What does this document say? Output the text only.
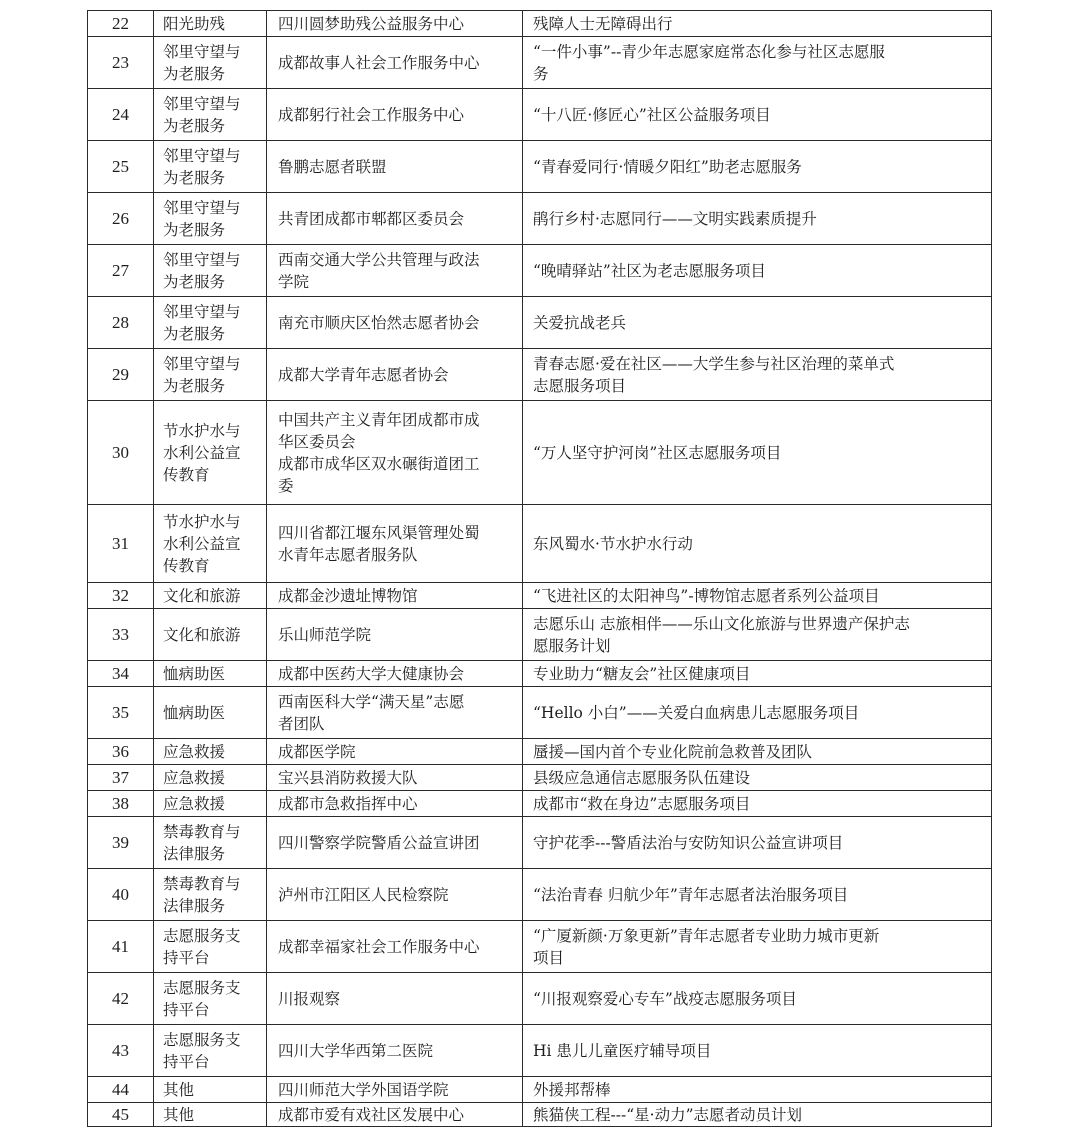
22	阳光助残	四川圆梦助残公益服务中心	残障人士无障碍出行
23	邻里守望与
为老服务	成都故事人社会工作服务中心	“一件小事”--青少年志愿家庭常态化参与社区志愿服
务
24	邻里守望与
为老服务	成都躬行社会工作服务中心	“十八匠·修匠心”社区公益服务项目
25	邻里守望与
为老服务	鲁鹏志愿者联盟	“青春爱同行·情暖夕阳红”助老志愿服务
26	邻里守望与
为老服务	共青团成都市郫都区委员会	鹃行乡村·志愿同行——文明实践素质提升
27	邻里守望与
为老服务	西南交通大学公共管理与政法
学院	“晚晴驿站”社区为老志愿服务项目
28	邻里守望与
为老服务	南充市顺庆区怡然志愿者协会	关爱抗战老兵
29	邻里守望与
为老服务	成都大学青年志愿者协会	青春志愿·爱在社区——大学生参与社区治理的菜单式
志愿服务项目
30	节水护水与
水利公益宣
传教育	中国共产主义青年团成都市成
华区委员会
成都市成华区双水碾街道团工
委	“万人坚守护河岗”社区志愿服务项目
31	节水护水与
水利公益宣
传教育	四川省都江堰东风渠管理处蜀
水青年志愿者服务队	东风蜀水·节水护水行动
32	文化和旅游	成都金沙遗址博物馆	“飞进社区的太阳神鸟”-博物馆志愿者系列公益项目
33	文化和旅游	乐山师范学院	志愿乐山 志旅相伴——乐山文化旅游与世界遗产保护志
愿服务计划
34	恤病助医	成都中医药大学大健康协会	专业助力“糖友会”社区健康项目
35	恤病助医	西南医科大学“满天星”志愿
者团队	“Hello 小白”——关爱白血病患儿志愿服务项目
36	应急救援	成都医学院	蜃援—国内首个专业化院前急救普及团队
37	应急救援	宝兴县消防救援大队	县级应急通信志愿服务队伍建设
38	应急救援	成都市急救指挥中心	成都市“救在身边”志愿服务项目
39	禁毒教育与
法律服务	四川警察学院警盾公益宣讲团	守护花季---警盾法治与安防知识公益宣讲项目
40	禁毒教育与
法律服务	泸州市江阳区人民检察院	“法治青春 归航少年”青年志愿者法治服务项目
41	志愿服务支
持平台	成都幸福家社会工作服务中心	“广厦新颜·万象更新”青年志愿者专业助力城市更新
项目
42	志愿服务支
持平台	川报观察	“川报观察爱心专车”战疫志愿服务项目
43	志愿服务支
持平台	四川大学华西第二医院	Hi 患儿儿童医疗辅导项目
44	其他	四川师范大学外国语学院	外援邦帮棒
45	其他	成都市爱有戏社区发展中心	熊猫侠工程---“星·动力”志愿者动员计划
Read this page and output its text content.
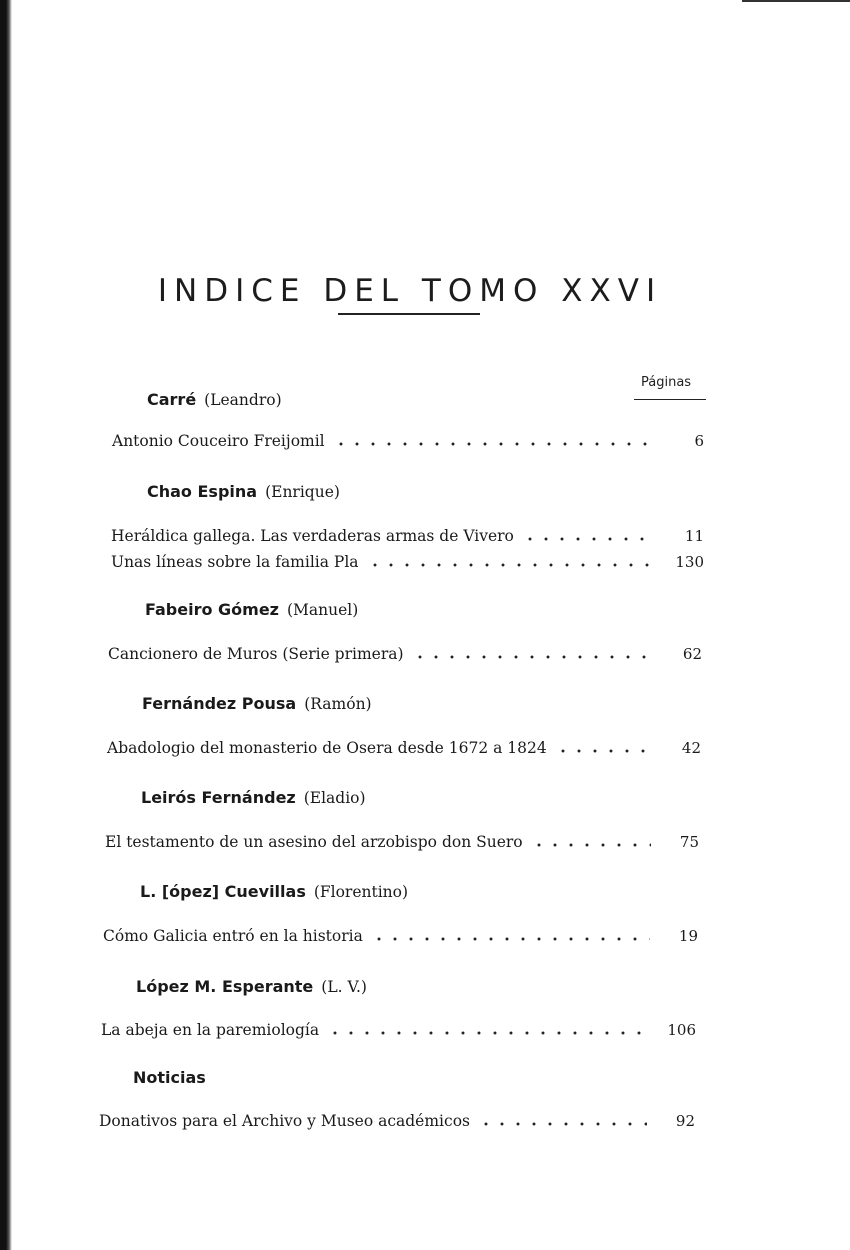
INDICE DEL TOMO XXVI
Páginas
Carré (Leandro)
Antonio Couceiro Freijomil	6
Chao Espina (Enrique)
Heráldica gallega. Las verdaderas armas de Vivero	11
Unas líneas sobre la familia Pla	130
Fabeiro Gómez (Manuel)
Cancionero de Muros (Serie primera)	62
Fernández Pousa (Ramón)
Abadologio del monasterio de Osera desde 1672 a 1824	42
Leirós Fernández (Eladio)
El testamento de un asesino del arzobispo don Suero	75
L. [ópez] Cuevillas (Florentino)
Cómo Galicia entró en la historia	19
López M. Esperante (L. V.)
La abeja en la paremiología	106
Noticias
Donativos para el Archivo y Museo académicos	92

◆ STATED EXERCISE ◆
Report the number of lines in the listing that include the string "text"; give nothing but the number.

◆ EXPECTED ANSWER ◆
2